◆ **Information supplied**:
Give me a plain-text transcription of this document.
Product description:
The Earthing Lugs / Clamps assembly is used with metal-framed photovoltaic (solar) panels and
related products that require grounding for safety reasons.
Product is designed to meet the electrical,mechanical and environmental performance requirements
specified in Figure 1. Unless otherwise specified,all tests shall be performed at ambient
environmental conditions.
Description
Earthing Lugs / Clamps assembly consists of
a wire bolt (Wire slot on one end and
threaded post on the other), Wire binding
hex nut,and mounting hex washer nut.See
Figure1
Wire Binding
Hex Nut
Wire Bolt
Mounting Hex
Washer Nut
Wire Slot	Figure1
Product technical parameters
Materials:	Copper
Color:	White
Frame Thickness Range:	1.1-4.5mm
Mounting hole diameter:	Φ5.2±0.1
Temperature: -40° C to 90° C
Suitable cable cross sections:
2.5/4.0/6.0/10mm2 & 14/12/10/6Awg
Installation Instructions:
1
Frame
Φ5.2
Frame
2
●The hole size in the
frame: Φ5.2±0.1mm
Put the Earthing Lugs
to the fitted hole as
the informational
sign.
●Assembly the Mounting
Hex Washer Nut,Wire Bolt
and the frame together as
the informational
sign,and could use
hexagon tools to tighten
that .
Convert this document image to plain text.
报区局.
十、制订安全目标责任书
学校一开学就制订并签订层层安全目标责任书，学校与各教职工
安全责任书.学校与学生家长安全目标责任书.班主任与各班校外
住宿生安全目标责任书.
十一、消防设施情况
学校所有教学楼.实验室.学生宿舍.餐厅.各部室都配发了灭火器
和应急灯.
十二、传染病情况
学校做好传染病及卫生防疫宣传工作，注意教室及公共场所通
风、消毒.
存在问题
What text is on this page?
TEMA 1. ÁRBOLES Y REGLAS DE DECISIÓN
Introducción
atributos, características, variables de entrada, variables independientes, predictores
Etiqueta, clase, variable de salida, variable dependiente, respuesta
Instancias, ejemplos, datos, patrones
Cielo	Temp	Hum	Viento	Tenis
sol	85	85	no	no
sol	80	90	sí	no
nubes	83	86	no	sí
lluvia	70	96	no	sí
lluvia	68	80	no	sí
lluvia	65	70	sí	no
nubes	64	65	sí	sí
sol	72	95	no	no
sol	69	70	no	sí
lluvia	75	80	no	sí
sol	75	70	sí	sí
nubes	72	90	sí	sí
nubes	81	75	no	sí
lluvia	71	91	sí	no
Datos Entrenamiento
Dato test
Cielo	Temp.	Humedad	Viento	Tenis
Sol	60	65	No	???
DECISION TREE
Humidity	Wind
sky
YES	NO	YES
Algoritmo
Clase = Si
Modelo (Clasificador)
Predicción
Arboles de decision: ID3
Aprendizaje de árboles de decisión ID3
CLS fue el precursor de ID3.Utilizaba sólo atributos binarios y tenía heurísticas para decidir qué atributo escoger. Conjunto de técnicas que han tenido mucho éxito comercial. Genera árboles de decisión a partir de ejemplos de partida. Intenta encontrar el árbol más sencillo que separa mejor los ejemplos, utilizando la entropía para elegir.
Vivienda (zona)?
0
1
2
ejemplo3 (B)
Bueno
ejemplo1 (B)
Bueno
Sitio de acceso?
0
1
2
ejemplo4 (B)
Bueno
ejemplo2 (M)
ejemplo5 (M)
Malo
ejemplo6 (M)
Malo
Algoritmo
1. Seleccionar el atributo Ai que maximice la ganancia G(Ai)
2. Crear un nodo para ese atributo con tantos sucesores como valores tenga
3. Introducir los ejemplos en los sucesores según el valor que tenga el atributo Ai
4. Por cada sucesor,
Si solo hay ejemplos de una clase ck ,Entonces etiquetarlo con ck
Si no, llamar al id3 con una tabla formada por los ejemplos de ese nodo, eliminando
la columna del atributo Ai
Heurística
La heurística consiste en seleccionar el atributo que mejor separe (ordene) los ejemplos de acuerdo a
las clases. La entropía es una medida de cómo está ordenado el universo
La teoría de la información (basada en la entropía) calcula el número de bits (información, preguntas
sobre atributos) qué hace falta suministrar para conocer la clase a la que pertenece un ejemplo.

◆ **Exercise**:
Gather each line holding the string "entropía".

◆ **Output for this task**:
CLS fue el precursor de ID3.Utilizaba sólo atributos binarios y tenía heurísticas para decidir qué atributo escoger. Conjunto de técnicas que han tenido mucho éxito comercial. Genera árboles de decisión a partir de ejemplos de partida. Intenta encontrar el árbol más sencillo que separa mejor los ejemplos, utilizando la entropía para elegir.
las clases. La entropía es una medida de cómo está ordenado el universo
La teoría de la información (basada en la entropía) calcula el número de bits (información, preguntas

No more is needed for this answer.